Direction: Any picture among the records should be left out, please; retype the rest exactly.

Record excerpts:
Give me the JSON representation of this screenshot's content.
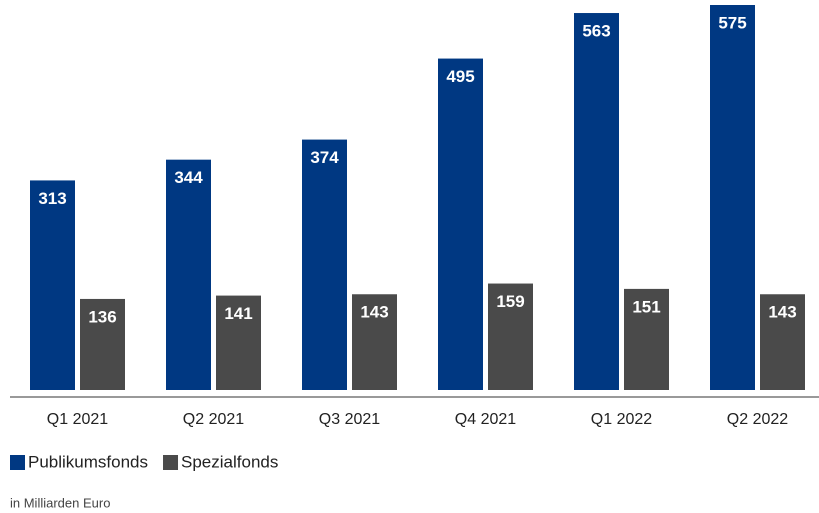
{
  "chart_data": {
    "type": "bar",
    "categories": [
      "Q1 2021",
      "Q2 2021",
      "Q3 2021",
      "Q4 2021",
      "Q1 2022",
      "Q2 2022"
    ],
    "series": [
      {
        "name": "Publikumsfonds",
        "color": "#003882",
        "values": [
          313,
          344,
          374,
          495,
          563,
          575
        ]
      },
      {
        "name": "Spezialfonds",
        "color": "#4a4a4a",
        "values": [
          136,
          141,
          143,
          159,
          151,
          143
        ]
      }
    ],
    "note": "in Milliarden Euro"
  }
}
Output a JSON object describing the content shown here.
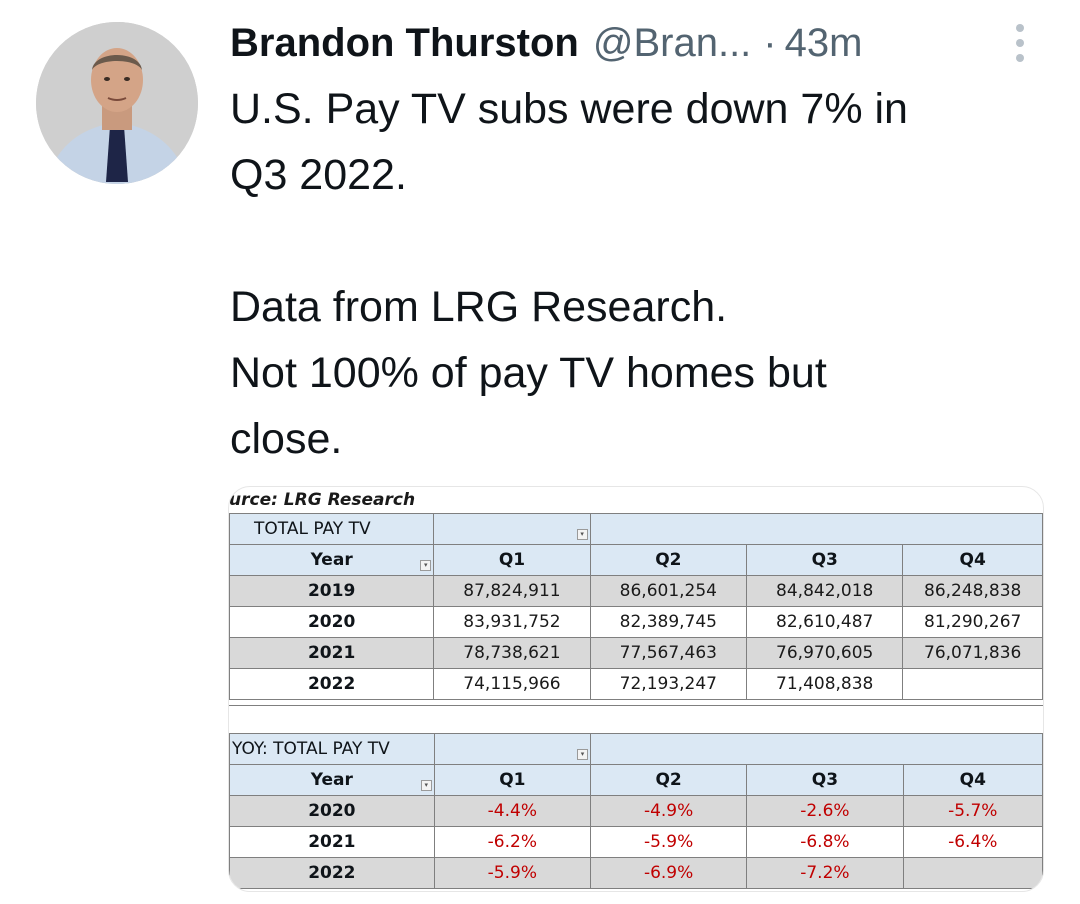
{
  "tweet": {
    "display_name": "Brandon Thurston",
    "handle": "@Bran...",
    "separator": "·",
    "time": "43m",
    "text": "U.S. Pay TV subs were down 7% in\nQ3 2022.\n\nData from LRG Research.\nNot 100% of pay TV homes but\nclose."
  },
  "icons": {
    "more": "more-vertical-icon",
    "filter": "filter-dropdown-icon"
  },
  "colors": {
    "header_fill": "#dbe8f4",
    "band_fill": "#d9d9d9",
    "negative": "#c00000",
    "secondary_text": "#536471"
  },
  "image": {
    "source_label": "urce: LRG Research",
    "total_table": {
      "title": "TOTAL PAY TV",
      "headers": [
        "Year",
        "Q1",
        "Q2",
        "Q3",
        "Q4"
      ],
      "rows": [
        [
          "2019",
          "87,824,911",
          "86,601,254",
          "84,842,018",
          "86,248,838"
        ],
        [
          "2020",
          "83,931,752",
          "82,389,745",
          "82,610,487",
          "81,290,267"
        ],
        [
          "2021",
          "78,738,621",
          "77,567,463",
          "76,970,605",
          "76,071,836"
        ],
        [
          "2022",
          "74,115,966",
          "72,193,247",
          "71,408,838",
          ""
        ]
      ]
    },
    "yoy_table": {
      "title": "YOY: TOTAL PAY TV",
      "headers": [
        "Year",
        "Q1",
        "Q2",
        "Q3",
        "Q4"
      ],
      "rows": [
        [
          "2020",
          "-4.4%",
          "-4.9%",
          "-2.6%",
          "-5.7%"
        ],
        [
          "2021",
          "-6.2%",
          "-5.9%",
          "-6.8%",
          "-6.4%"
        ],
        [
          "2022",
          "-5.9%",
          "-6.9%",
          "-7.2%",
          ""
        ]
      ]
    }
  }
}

Full response:
Give me the JSON representation of this screenshot's content.
{
  "chart_data": {
    "type": "bar",
    "categories": [
      "Q1 2021",
      "Q2 2021",
      "Q3 2021",
      "Q4 2021",
      "Q1 2022",
      "Q2 2022"
    ],
    "series": [
      {
        "name": "Publikumsfonds",
        "color": "#003882",
        "values": [
          313,
          344,
          374,
          495,
          563,
          575
        ]
      },
      {
        "name": "Spezialfonds",
        "color": "#4a4a4a",
        "values": [
          136,
          141,
          143,
          159,
          151,
          143
        ]
      }
    ],
    "note": "in Milliarden Euro"
  }
}
Output a JSON object describing the content shown here.
{
  "tweet": {
    "display_name": "Brandon Thurston",
    "handle": "@Bran...",
    "separator": "·",
    "time": "43m",
    "text": "U.S. Pay TV subs were down 7% in\nQ3 2022.\n\nData from LRG Research.\nNot 100% of pay TV homes but\nclose."
  },
  "icons": {
    "more": "more-vertical-icon",
    "filter": "filter-dropdown-icon"
  },
  "colors": {
    "header_fill": "#dbe8f4",
    "band_fill": "#d9d9d9",
    "negative": "#c00000",
    "secondary_text": "#536471"
  },
  "image": {
    "source_label": "urce: LRG Research",
    "total_table": {
      "title": "TOTAL PAY TV",
      "headers": [
        "Year",
        "Q1",
        "Q2",
        "Q3",
        "Q4"
      ],
      "rows": [
        [
          "2019",
          "87,824,911",
          "86,601,254",
          "84,842,018",
          "86,248,838"
        ],
        [
          "2020",
          "83,931,752",
          "82,389,745",
          "82,610,487",
          "81,290,267"
        ],
        [
          "2021",
          "78,738,621",
          "77,567,463",
          "76,970,605",
          "76,071,836"
        ],
        [
          "2022",
          "74,115,966",
          "72,193,247",
          "71,408,838",
          ""
        ]
      ]
    },
    "yoy_table": {
      "title": "YOY: TOTAL PAY TV",
      "headers": [
        "Year",
        "Q1",
        "Q2",
        "Q3",
        "Q4"
      ],
      "rows": [
        [
          "2020",
          "-4.4%",
          "-4.9%",
          "-2.6%",
          "-5.7%"
        ],
        [
          "2021",
          "-6.2%",
          "-5.9%",
          "-6.8%",
          "-6.4%"
        ],
        [
          "2022",
          "-5.9%",
          "-6.9%",
          "-7.2%",
          ""
        ]
      ]
    }
  }
}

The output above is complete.